TASK PROMPT:
Look for the string "Length" in every line, and copy each line that has it.

DATA RECORDS:
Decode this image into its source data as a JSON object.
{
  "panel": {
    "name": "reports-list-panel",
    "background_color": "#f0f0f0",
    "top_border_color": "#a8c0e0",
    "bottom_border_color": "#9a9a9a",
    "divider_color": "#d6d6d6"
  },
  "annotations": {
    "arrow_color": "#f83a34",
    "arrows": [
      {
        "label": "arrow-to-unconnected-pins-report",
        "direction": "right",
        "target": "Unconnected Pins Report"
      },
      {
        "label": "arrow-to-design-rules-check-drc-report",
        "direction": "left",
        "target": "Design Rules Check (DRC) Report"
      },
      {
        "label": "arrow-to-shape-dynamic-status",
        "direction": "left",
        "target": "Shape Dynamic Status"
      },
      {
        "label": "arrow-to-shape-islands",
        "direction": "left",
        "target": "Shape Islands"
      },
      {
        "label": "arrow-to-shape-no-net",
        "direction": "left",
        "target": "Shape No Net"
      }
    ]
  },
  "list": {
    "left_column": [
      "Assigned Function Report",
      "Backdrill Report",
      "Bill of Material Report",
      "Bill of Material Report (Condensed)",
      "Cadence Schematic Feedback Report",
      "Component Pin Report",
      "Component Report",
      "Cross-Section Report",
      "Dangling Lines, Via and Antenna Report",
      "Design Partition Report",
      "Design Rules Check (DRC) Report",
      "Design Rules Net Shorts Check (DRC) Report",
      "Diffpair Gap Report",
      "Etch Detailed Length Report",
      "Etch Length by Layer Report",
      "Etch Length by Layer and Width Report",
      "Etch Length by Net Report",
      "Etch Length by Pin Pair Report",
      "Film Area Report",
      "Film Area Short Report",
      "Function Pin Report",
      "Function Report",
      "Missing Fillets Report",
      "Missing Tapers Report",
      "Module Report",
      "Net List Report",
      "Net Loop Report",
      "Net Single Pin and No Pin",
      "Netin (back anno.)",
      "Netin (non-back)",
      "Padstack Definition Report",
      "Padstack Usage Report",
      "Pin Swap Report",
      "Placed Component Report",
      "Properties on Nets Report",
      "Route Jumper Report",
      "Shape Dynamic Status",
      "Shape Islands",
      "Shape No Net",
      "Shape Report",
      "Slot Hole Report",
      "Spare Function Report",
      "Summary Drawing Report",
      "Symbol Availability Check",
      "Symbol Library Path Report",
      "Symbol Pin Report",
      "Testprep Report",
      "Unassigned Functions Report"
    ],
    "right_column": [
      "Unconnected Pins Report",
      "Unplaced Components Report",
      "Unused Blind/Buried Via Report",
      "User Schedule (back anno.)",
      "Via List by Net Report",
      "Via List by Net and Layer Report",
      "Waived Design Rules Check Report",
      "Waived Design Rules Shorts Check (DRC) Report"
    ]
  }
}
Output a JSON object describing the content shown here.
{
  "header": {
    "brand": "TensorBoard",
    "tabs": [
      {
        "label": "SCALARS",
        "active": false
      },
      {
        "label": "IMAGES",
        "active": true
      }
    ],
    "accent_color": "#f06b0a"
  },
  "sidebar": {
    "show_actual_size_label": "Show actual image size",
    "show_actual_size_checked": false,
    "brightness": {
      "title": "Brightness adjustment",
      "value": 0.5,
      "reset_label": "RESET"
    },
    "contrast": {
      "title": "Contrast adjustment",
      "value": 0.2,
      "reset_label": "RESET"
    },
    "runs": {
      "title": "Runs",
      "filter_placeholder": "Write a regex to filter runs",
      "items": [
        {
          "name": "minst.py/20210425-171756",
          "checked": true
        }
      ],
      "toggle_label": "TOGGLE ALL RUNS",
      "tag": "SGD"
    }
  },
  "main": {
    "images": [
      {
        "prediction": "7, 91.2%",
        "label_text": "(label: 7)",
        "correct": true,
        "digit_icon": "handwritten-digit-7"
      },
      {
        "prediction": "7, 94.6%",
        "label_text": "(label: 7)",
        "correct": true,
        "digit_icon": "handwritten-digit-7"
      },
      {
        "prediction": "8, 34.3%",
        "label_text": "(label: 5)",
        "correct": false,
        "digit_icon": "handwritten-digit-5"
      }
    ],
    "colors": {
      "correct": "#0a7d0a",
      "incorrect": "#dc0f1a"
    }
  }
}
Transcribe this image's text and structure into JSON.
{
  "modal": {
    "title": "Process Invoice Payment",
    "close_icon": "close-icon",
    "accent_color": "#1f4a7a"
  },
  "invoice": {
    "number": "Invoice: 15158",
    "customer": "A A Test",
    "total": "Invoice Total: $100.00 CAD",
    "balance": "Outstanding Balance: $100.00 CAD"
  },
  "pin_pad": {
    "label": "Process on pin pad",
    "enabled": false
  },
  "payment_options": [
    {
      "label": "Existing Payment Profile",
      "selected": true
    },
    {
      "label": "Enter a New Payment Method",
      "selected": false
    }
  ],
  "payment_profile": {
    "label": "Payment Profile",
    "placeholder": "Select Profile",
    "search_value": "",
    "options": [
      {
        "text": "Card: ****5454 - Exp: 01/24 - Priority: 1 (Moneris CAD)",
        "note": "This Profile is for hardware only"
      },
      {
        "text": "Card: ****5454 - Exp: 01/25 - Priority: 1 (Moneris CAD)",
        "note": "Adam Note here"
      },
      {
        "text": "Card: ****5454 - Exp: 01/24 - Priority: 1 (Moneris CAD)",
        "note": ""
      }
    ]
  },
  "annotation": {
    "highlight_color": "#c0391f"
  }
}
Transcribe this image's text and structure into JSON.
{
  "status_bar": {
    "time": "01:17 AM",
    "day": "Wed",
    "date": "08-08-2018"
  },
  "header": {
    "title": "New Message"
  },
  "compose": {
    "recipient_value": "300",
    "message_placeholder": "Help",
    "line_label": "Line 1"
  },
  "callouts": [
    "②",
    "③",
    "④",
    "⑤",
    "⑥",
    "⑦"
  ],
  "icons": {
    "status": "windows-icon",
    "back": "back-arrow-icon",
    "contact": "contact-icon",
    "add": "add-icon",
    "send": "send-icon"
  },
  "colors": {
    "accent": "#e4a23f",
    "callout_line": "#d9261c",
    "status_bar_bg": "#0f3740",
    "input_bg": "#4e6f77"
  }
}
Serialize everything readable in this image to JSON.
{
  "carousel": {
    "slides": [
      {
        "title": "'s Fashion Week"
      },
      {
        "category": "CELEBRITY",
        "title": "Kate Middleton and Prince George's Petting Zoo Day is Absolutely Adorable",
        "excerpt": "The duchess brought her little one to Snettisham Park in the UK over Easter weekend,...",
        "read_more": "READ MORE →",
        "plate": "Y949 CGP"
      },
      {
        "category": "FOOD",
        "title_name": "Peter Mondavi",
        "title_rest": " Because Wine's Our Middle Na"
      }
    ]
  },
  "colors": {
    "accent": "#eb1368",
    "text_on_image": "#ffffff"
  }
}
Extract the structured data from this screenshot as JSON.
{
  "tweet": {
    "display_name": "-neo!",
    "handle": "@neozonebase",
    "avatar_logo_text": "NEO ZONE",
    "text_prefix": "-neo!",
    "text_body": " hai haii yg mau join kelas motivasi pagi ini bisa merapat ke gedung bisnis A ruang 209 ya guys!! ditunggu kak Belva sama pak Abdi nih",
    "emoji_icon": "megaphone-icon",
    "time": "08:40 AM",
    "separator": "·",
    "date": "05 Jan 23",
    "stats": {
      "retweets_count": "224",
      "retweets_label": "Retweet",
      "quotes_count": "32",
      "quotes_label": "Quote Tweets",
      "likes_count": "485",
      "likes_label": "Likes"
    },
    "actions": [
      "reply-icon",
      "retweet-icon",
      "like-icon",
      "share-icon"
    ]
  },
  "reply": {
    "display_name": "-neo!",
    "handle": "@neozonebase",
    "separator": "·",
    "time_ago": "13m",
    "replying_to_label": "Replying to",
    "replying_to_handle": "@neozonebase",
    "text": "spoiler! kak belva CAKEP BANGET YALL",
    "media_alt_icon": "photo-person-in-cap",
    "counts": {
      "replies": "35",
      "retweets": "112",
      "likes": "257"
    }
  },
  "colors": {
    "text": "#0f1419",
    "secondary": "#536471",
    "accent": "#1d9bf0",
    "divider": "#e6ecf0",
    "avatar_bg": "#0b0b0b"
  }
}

EXERCISE OUTPUT:
      "Etch Detailed Length Report",
      "Etch Length by Layer Report",
      "Etch Length by Layer and Width Report",
      "Etch Length by Net Report",
      "Etch Length by Pin Pair Report",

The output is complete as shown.